[TASK STATEMENT]: Every entry must be duplicated precisely as written.

[DATA PROVIDED]:
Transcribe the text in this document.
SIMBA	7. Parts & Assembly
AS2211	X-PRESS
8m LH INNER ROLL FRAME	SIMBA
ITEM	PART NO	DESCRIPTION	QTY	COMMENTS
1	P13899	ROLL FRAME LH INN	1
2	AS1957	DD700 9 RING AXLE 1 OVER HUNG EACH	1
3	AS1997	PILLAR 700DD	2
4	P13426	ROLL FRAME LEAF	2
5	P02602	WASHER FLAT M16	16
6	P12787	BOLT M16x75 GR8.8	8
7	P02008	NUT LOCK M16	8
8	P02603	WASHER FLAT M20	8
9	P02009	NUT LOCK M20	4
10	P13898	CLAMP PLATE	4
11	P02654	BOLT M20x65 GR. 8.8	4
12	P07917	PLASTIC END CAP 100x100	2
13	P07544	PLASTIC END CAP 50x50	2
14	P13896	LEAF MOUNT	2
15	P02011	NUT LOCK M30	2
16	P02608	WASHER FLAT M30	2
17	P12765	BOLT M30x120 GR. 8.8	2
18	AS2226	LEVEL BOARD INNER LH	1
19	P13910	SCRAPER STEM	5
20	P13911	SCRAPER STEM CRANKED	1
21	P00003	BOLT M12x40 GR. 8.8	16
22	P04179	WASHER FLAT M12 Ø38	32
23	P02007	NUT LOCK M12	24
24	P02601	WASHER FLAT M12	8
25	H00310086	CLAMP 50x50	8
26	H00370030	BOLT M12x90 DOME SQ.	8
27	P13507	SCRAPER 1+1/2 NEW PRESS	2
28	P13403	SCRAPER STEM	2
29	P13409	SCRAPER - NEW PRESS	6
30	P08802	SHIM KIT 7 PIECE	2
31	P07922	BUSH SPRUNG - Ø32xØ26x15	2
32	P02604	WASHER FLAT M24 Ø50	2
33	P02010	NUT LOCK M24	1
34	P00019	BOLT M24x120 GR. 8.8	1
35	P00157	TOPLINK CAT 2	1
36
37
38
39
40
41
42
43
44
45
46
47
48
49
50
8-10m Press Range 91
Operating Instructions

[TASK SOLUTION]:
Transcribe the text in this document.
SIMBA	7. Parts & Assembly
AS2211	X-PRESS
8m LH INNER ROLL FRAME	SIMBA
ITEM	PART NO	DESCRIPTION	QTY	COMMENTS
1	P13899	ROLL FRAME LH INN	1
2	AS1957	DD700 9 RING AXLE 1 OVER HUNG EACH	1
3	AS1997	PILLAR 700DD	2
4	P13426	ROLL FRAME LEAF	2
5	P02602	WASHER FLAT M16	16
6	P12787	BOLT M16x75 GR8.8	8
7	P02008	NUT LOCK M16	8
8	P02603	WASHER FLAT M20	8
9	P02009	NUT LOCK M20	4
10	P13898	CLAMP PLATE	4
11	P02654	BOLT M20x65 GR. 8.8	4
12	P07917	PLASTIC END CAP 100x100	2
13	P07544	PLASTIC END CAP 50x50	2
14	P13896	LEAF MOUNT	2
15	P02011	NUT LOCK M30	2
16	P02608	WASHER FLAT M30	2
17	P12765	BOLT M30x120 GR. 8.8	2
18	AS2226	LEVEL BOARD INNER LH	1
19	P13910	SCRAPER STEM	5
20	P13911	SCRAPER STEM CRANKED	1
21	P00003	BOLT M12x40 GR. 8.8	16
22	P04179	WASHER FLAT M12 Ø38	32
23	P02007	NUT LOCK M12	24
24	P02601	WASHER FLAT M12	8
25	H00310086	CLAMP 50x50	8
26	H00370030	BOLT M12x90 DOME SQ.	8
27	P13507	SCRAPER 1+1/2 NEW PRESS	2
28	P13403	SCRAPER STEM	2
29	P13409	SCRAPER - NEW PRESS	6
30	P08802	SHIM KIT 7 PIECE	2
31	P07922	BUSH SPRUNG - Ø32xØ26x15	2
32	P02604	WASHER FLAT M24 Ø50	2
33	P02010	NUT LOCK M24	1
34	P00019	BOLT M24x120 GR. 8.8	1
35	P00157	TOPLINK CAT 2	1
36
37
38
39
40
41
42
43
44
45
46
47
48
49
50
8-10m Press Range 91
Operating Instructions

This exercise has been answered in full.